THE EXERCISE — In full and without alteration, repeat the material.

RECORDS —
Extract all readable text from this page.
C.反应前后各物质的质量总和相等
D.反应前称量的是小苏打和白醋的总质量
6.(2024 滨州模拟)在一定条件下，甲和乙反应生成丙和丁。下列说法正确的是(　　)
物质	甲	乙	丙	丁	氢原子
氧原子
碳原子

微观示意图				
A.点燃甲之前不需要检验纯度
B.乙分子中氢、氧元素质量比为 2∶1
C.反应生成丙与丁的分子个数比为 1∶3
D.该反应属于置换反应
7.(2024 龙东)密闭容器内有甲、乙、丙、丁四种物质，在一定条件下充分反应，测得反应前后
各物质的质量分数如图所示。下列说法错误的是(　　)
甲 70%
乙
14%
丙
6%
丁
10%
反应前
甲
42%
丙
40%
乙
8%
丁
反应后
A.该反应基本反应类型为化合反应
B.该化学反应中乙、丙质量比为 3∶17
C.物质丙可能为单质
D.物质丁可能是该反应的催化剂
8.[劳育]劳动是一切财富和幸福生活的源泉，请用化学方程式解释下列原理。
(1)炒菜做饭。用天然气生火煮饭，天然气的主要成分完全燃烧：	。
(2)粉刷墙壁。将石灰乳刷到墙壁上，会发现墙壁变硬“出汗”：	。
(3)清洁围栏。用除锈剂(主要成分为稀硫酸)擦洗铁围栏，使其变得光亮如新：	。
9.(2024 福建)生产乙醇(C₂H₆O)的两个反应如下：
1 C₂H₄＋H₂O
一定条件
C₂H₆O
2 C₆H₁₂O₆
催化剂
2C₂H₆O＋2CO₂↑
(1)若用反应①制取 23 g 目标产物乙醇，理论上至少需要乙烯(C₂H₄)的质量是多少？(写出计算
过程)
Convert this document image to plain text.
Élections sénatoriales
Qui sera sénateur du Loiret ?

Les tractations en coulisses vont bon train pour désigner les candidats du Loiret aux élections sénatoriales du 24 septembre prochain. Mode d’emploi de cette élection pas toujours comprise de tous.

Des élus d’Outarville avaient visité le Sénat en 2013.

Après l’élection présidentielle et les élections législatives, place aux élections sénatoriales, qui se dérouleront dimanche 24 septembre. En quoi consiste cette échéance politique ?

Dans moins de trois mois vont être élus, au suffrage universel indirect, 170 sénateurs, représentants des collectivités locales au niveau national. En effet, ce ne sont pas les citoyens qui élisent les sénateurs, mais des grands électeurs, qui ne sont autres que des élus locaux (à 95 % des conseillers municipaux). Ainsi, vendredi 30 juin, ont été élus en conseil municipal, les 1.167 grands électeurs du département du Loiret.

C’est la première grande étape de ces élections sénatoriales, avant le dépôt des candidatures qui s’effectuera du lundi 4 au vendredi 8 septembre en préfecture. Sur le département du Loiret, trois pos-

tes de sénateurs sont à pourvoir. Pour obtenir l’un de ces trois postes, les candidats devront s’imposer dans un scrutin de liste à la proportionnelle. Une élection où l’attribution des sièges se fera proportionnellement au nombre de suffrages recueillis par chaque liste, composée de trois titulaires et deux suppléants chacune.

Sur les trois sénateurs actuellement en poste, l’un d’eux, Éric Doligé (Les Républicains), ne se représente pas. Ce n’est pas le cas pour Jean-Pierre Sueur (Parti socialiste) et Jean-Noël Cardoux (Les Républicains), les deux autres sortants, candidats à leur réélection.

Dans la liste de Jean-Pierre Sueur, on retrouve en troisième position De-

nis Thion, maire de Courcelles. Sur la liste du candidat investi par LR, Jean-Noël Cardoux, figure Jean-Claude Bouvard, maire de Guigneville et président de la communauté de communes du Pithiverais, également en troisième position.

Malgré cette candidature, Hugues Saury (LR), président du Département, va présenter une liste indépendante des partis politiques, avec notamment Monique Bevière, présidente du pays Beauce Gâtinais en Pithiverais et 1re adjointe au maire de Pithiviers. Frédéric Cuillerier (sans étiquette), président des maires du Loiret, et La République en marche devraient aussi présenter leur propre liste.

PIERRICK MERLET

FINISHED ANSWER —
Extract all readable text from this page.
C.反应前后各物质的质量总和相等
D.反应前称量的是小苏打和白醋的总质量
6.(2024 滨州模拟)在一定条件下，甲和乙反应生成丙和丁。下列说法正确的是(　　)
物质	甲	乙	丙	丁	氢原子
氧原子
碳原子

微观示意图				
A.点燃甲之前不需要检验纯度
B.乙分子中氢、氧元素质量比为 2∶1
C.反应生成丙与丁的分子个数比为 1∶3
D.该反应属于置换反应
7.(2024 龙东)密闭容器内有甲、乙、丙、丁四种物质，在一定条件下充分反应，测得反应前后
各物质的质量分数如图所示。下列说法错误的是(　　)
甲 70%
乙
14%
丙
6%
丁
10%
反应前
甲
42%
丙
40%
乙
8%
丁
反应后
A.该反应基本反应类型为化合反应
B.该化学反应中乙、丙质量比为 3∶17
C.物质丙可能为单质
D.物质丁可能是该反应的催化剂
8.[劳育]劳动是一切财富和幸福生活的源泉，请用化学方程式解释下列原理。
(1)炒菜做饭。用天然气生火煮饭，天然气的主要成分完全燃烧：	。
(2)粉刷墙壁。将石灰乳刷到墙壁上，会发现墙壁变硬“出汗”：	。
(3)清洁围栏。用除锈剂(主要成分为稀硫酸)擦洗铁围栏，使其变得光亮如新：	。
9.(2024 福建)生产乙醇(C₂H₆O)的两个反应如下：
1 C₂H₄＋H₂O
一定条件
C₂H₆O
2 C₆H₁₂O₆
催化剂
2C₂H₆O＋2CO₂↑
(1)若用反应①制取 23 g 目标产物乙醇，理论上至少需要乙烯(C₂H₄)的质量是多少？(写出计算
过程)
Convert this document image to plain text.
Élections sénatoriales
Qui sera sénateur du Loiret ?

Les tractations en coulisses vont bon train pour désigner les candidats du Loiret aux élections sénatoriales du 24 septembre prochain. Mode d’emploi de cette élection pas toujours comprise de tous.

Des élus d’Outarville avaient visité le Sénat en 2013.

Après l’élection présidentielle et les élections législatives, place aux élections sénatoriales, qui se dérouleront dimanche 24 septembre. En quoi consiste cette échéance politique ?

Dans moins de trois mois vont être élus, au suffrage universel indirect, 170 sénateurs, représentants des collectivités locales au niveau national. En effet, ce ne sont pas les citoyens qui élisent les sénateurs, mais des grands électeurs, qui ne sont autres que des élus locaux (à 95 % des conseillers municipaux). Ainsi, vendredi 30 juin, ont été élus en conseil municipal, les 1.167 grands électeurs du département du Loiret.

C’est la première grande étape de ces élections sénatoriales, avant le dépôt des candidatures qui s’effectuera du lundi 4 au vendredi 8 septembre en préfecture. Sur le département du Loiret, trois pos-

tes de sénateurs sont à pourvoir. Pour obtenir l’un de ces trois postes, les candidats devront s’imposer dans un scrutin de liste à la proportionnelle. Une élection où l’attribution des sièges se fera proportionnellement au nombre de suffrages recueillis par chaque liste, composée de trois titulaires et deux suppléants chacune.

Sur les trois sénateurs actuellement en poste, l’un d’eux, Éric Doligé (Les Républicains), ne se représente pas. Ce n’est pas le cas pour Jean-Pierre Sueur (Parti socialiste) et Jean-Noël Cardoux (Les Républicains), les deux autres sortants, candidats à leur réélection.

Dans la liste de Jean-Pierre Sueur, on retrouve en troisième position De-

nis Thion, maire de Courcelles. Sur la liste du candidat investi par LR, Jean-Noël Cardoux, figure Jean-Claude Bouvard, maire de Guigneville et président de la communauté de communes du Pithiverais, également en troisième position.

Malgré cette candidature, Hugues Saury (LR), président du Département, va présenter une liste indépendante des partis politiques, avec notamment Monique Bevière, présidente du pays Beauce Gâtinais en Pithiverais et 1re adjointe au maire de Pithiviers. Frédéric Cuillerier (sans étiquette), président des maires du Loiret, et La République en marche devraient aussi présenter leur propre liste.

PIERRICK MERLET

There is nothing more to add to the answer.